[Record list]
---*---

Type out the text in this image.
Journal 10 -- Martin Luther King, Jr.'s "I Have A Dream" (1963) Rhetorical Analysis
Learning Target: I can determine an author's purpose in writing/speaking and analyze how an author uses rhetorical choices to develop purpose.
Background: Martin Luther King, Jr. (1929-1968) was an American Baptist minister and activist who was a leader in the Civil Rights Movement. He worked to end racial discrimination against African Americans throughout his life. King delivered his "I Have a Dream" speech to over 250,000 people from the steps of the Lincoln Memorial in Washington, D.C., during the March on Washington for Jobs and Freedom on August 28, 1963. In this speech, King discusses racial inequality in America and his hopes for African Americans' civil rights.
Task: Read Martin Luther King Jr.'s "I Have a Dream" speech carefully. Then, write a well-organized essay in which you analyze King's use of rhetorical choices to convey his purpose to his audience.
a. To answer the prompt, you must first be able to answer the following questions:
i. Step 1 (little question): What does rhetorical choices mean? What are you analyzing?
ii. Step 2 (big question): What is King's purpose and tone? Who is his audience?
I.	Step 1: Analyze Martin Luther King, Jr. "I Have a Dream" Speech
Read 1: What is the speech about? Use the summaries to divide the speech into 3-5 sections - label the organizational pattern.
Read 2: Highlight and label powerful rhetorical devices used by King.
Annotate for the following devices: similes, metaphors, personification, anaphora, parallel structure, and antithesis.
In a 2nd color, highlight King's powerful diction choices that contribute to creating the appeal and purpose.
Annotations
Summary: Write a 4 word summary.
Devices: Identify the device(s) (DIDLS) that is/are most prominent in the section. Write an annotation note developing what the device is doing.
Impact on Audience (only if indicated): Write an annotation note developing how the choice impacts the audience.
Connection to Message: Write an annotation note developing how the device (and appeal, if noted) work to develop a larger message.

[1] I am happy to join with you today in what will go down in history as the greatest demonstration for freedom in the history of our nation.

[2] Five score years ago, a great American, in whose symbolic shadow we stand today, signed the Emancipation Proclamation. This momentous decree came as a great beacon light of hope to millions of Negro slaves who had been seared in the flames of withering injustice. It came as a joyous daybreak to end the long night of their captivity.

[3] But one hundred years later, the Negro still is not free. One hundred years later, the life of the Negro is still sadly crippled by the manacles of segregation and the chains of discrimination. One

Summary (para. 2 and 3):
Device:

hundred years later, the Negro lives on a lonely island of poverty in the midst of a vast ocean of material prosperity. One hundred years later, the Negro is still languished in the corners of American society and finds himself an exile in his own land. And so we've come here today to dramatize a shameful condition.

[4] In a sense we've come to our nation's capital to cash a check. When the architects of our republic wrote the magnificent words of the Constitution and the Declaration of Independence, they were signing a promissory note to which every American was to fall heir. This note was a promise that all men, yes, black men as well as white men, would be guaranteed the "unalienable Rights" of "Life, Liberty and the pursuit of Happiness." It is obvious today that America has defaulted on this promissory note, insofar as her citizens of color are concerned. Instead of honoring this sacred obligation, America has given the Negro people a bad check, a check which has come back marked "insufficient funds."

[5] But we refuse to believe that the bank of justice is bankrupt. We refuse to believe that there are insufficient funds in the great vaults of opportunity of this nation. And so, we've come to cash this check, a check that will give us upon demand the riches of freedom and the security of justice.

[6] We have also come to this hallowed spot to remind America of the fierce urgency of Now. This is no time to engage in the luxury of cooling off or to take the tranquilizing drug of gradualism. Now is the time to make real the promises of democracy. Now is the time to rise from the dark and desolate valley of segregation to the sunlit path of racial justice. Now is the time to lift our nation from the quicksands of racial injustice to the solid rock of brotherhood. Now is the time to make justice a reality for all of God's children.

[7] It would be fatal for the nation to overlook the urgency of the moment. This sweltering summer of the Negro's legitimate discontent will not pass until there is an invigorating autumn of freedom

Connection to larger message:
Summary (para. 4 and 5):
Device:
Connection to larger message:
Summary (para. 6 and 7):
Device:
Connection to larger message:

---*---

[Brief]
Your task is to return the full listing exactly as it was given.

[Exercise solution]
Type out the text in this image.
Journal 10 -- Martin Luther King, Jr.'s "I Have A Dream" (1963) Rhetorical Analysis
Learning Target: I can determine an author's purpose in writing/speaking and analyze how an author uses rhetorical choices to develop purpose.
Background: Martin Luther King, Jr. (1929-1968) was an American Baptist minister and activist who was a leader in the Civil Rights Movement. He worked to end racial discrimination against African Americans throughout his life. King delivered his "I Have a Dream" speech to over 250,000 people from the steps of the Lincoln Memorial in Washington, D.C., during the March on Washington for Jobs and Freedom on August 28, 1963. In this speech, King discusses racial inequality in America and his hopes for African Americans' civil rights.
Task: Read Martin Luther King Jr.'s "I Have a Dream" speech carefully. Then, write a well-organized essay in which you analyze King's use of rhetorical choices to convey his purpose to his audience.
a. To answer the prompt, you must first be able to answer the following questions:
i. Step 1 (little question): What does rhetorical choices mean? What are you analyzing?
ii. Step 2 (big question): What is King's purpose and tone? Who is his audience?
I.	Step 1: Analyze Martin Luther King, Jr. "I Have a Dream" Speech
Read 1: What is the speech about? Use the summaries to divide the speech into 3-5 sections - label the organizational pattern.
Read 2: Highlight and label powerful rhetorical devices used by King.
Annotate for the following devices: similes, metaphors, personification, anaphora, parallel structure, and antithesis.
In a 2nd color, highlight King's powerful diction choices that contribute to creating the appeal and purpose.
Annotations
Summary: Write a 4 word summary.
Devices: Identify the device(s) (DIDLS) that is/are most prominent in the section. Write an annotation note developing what the device is doing.
Impact on Audience (only if indicated): Write an annotation note developing how the choice impacts the audience.
Connection to Message: Write an annotation note developing how the device (and appeal, if noted) work to develop a larger message.

[1] I am happy to join with you today in what will go down in history as the greatest demonstration for freedom in the history of our nation.

[2] Five score years ago, a great American, in whose symbolic shadow we stand today, signed the Emancipation Proclamation. This momentous decree came as a great beacon light of hope to millions of Negro slaves who had been seared in the flames of withering injustice. It came as a joyous daybreak to end the long night of their captivity.

[3] But one hundred years later, the Negro still is not free. One hundred years later, the life of the Negro is still sadly crippled by the manacles of segregation and the chains of discrimination. One

Summary (para. 2 and 3):
Device:

hundred years later, the Negro lives on a lonely island of poverty in the midst of a vast ocean of material prosperity. One hundred years later, the Negro is still languished in the corners of American society and finds himself an exile in his own land. And so we've come here today to dramatize a shameful condition.

[4] In a sense we've come to our nation's capital to cash a check. When the architects of our republic wrote the magnificent words of the Constitution and the Declaration of Independence, they were signing a promissory note to which every American was to fall heir. This note was a promise that all men, yes, black men as well as white men, would be guaranteed the "unalienable Rights" of "Life, Liberty and the pursuit of Happiness." It is obvious today that America has defaulted on this promissory note, insofar as her citizens of color are concerned. Instead of honoring this sacred obligation, America has given the Negro people a bad check, a check which has come back marked "insufficient funds."

[5] But we refuse to believe that the bank of justice is bankrupt. We refuse to believe that there are insufficient funds in the great vaults of opportunity of this nation. And so, we've come to cash this check, a check that will give us upon demand the riches of freedom and the security of justice.

[6] We have also come to this hallowed spot to remind America of the fierce urgency of Now. This is no time to engage in the luxury of cooling off or to take the tranquilizing drug of gradualism. Now is the time to make real the promises of democracy. Now is the time to rise from the dark and desolate valley of segregation to the sunlit path of racial justice. Now is the time to lift our nation from the quicksands of racial injustice to the solid rock of brotherhood. Now is the time to make justice a reality for all of God's children.

[7] It would be fatal for the nation to overlook the urgency of the moment. This sweltering summer of the Negro's legitimate discontent will not pass until there is an invigorating autumn of freedom

Connection to larger message:
Summary (para. 4 and 5):
Device:
Connection to larger message:
Summary (para. 6 and 7):
Device:
Connection to larger message:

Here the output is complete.